- TASK DIRECTIONS: Using the data below, copy every line that contains the word "name".

- EXERCISE INPUTS:
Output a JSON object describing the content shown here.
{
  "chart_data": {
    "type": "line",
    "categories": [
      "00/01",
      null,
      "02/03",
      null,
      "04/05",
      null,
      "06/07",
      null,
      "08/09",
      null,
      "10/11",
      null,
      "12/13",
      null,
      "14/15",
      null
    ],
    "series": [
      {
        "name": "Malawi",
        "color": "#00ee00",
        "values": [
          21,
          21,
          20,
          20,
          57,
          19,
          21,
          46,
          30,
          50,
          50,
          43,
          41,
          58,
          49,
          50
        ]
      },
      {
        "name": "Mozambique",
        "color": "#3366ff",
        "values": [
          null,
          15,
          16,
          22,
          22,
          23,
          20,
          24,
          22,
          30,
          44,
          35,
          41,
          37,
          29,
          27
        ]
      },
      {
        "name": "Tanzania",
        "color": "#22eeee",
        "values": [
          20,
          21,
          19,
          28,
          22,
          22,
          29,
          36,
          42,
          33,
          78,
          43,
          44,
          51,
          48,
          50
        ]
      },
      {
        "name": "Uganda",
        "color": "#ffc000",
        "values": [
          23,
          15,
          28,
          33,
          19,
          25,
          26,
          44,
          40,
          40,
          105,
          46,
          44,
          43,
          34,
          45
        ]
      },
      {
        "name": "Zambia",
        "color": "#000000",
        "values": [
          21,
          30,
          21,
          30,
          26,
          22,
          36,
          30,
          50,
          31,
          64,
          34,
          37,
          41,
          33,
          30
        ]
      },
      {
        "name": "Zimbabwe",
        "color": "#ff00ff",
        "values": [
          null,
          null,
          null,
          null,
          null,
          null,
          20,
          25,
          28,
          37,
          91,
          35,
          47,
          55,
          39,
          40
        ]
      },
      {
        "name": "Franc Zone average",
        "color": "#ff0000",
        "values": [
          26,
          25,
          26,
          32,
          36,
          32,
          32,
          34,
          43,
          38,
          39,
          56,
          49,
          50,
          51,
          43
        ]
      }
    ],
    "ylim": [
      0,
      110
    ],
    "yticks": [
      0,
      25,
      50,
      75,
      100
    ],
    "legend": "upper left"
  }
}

- WRITTEN ANSWER:
        "name": "Malawi",
        "name": "Mozambique",
        "name": "Tanzania",
        "name": "Uganda",
        "name": "Zambia",
        "name": "Zimbabwe",
        "name": "Franc Zone average",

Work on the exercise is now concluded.